> **REQUIRED TASK**: Collect every line of the records below that contains the word "keyword".
____ RECORD LIST
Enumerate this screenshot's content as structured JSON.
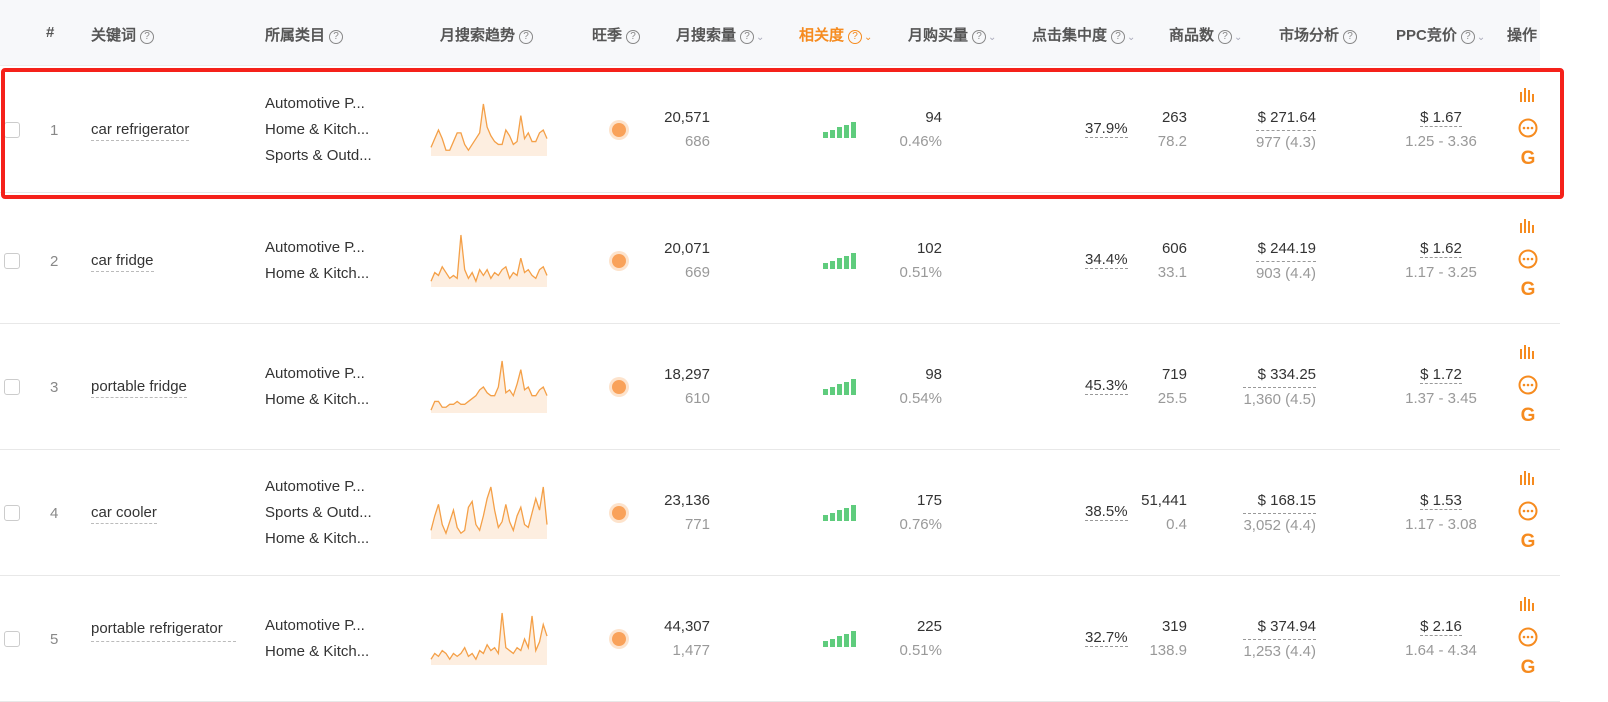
{
  "header": {
    "cols": [
      {
        "key": "index",
        "label": "#",
        "help": false,
        "sort": false
      },
      {
        "key": "keyword",
        "label": "关键词",
        "help": true,
        "sort": false
      },
      {
        "key": "category",
        "label": "所属类目",
        "help": true,
        "sort": false
      },
      {
        "key": "trend",
        "label": "月搜索趋势",
        "help": true,
        "sort": false
      },
      {
        "key": "peak",
        "label": "旺季",
        "help": true,
        "sort": false
      },
      {
        "key": "search",
        "label": "月搜索量",
        "help": true,
        "sort": true
      },
      {
        "key": "relevance",
        "label": "相关度",
        "help": true,
        "sort": true,
        "active": true
      },
      {
        "key": "purchase",
        "label": "月购买量",
        "help": true,
        "sort": true
      },
      {
        "key": "click",
        "label": "点击集中度",
        "help": true,
        "sort": true
      },
      {
        "key": "products",
        "label": "商品数",
        "help": true,
        "sort": true
      },
      {
        "key": "market",
        "label": "市场分析",
        "help": true,
        "sort": false
      },
      {
        "key": "ppc",
        "label": "PPC竞价",
        "help": true,
        "sort": true
      },
      {
        "key": "ops",
        "label": "操作",
        "help": false,
        "sort": false
      }
    ]
  },
  "accent": "#f68b1f",
  "relevance_color": "#5fcc7d",
  "highlight_color": "#f5211a",
  "rows": [
    {
      "index": "1",
      "keyword": "car refrigerator",
      "categories": [
        "Automotive P...",
        "Home & Kitch...",
        "Sports & Outd..."
      ],
      "trend": [
        3,
        6,
        9,
        6,
        2,
        2,
        5,
        8,
        8,
        4,
        2,
        4,
        6,
        8,
        18,
        10,
        7,
        5,
        4,
        4,
        9,
        7,
        4,
        5,
        14,
        6,
        8,
        5,
        5,
        8,
        9,
        6
      ],
      "search": "20,571",
      "search_sub": "686",
      "relevance_level": 5,
      "purchase": "94",
      "purchase_sub": "0.46%",
      "click": "37.9%",
      "products": "263",
      "products_sub": "78.2",
      "market_price": "$ 271.64",
      "market_sub": "977 (4.3)",
      "ppc": "$ 1.67",
      "ppc_range": "1.25 - 3.36",
      "highlighted": true
    },
    {
      "index": "2",
      "keyword": "car fridge",
      "categories": [
        "Automotive P...",
        "Home & Kitch..."
      ],
      "trend": [
        2,
        5,
        4,
        7,
        5,
        3,
        4,
        3,
        18,
        6,
        3,
        5,
        2,
        6,
        4,
        6,
        3,
        5,
        4,
        6,
        7,
        3,
        5,
        4,
        10,
        5,
        6,
        4,
        3,
        6,
        7,
        4
      ],
      "search": "20,071",
      "search_sub": "669",
      "relevance_level": 5,
      "purchase": "102",
      "purchase_sub": "0.51%",
      "click": "34.4%",
      "products": "606",
      "products_sub": "33.1",
      "market_price": "$ 244.19",
      "market_sub": "903 (4.4)",
      "ppc": "$ 1.62",
      "ppc_range": "1.17 - 3.25"
    },
    {
      "index": "3",
      "keyword": "portable fridge",
      "categories": [
        "Automotive P...",
        "Home & Kitch..."
      ],
      "trend": [
        1,
        4,
        4,
        2,
        2,
        3,
        3,
        4,
        3,
        3,
        4,
        5,
        6,
        8,
        9,
        7,
        6,
        6,
        9,
        18,
        7,
        8,
        6,
        10,
        15,
        8,
        9,
        6,
        6,
        8,
        9,
        6
      ],
      "search": "18,297",
      "search_sub": "610",
      "relevance_level": 5,
      "purchase": "98",
      "purchase_sub": "0.54%",
      "click": "45.3%",
      "products": "719",
      "products_sub": "25.5",
      "market_price": "$ 334.25",
      "market_sub": "1,360 (4.5)",
      "ppc": "$ 1.72",
      "ppc_range": "1.37 - 3.45"
    },
    {
      "index": "4",
      "keyword": "car cooler",
      "categories": [
        "Automotive P...",
        "Sports & Outd...",
        "Home & Kitch..."
      ],
      "trend": [
        3,
        8,
        12,
        5,
        2,
        6,
        10,
        4,
        2,
        3,
        11,
        13,
        5,
        3,
        8,
        14,
        18,
        10,
        4,
        6,
        12,
        6,
        3,
        8,
        11,
        5,
        4,
        9,
        14,
        10,
        18,
        5
      ],
      "search": "23,136",
      "search_sub": "771",
      "relevance_level": 5,
      "purchase": "175",
      "purchase_sub": "0.76%",
      "click": "38.5%",
      "products": "51,441",
      "products_sub": "0.4",
      "market_price": "$ 168.15",
      "market_sub": "3,052 (4.4)",
      "ppc": "$ 1.53",
      "ppc_range": "1.17 - 3.08"
    },
    {
      "index": "5",
      "keyword": "portable refrigerator",
      "categories": [
        "Automotive P...",
        "Home & Kitch..."
      ],
      "trend": [
        2,
        4,
        3,
        5,
        4,
        2,
        4,
        3,
        4,
        6,
        3,
        4,
        2,
        5,
        4,
        7,
        5,
        6,
        4,
        18,
        6,
        5,
        4,
        6,
        5,
        9,
        6,
        17,
        5,
        8,
        14,
        10
      ],
      "search": "44,307",
      "search_sub": "1,477",
      "relevance_level": 5,
      "purchase": "225",
      "purchase_sub": "0.51%",
      "click": "32.7%",
      "products": "319",
      "products_sub": "138.9",
      "market_price": "$ 374.94",
      "market_sub": "1,253 (4.4)",
      "ppc": "$ 2.16",
      "ppc_range": "1.64 - 4.34"
    }
  ]
}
________
> **THE RESULT**:
        "key": "keyword",
      "keyword": "car refrigerator",
      "keyword": "car fridge",
      "keyword": "portable fridge",
      "keyword": "car cooler",
      "keyword": "portable refrigerator",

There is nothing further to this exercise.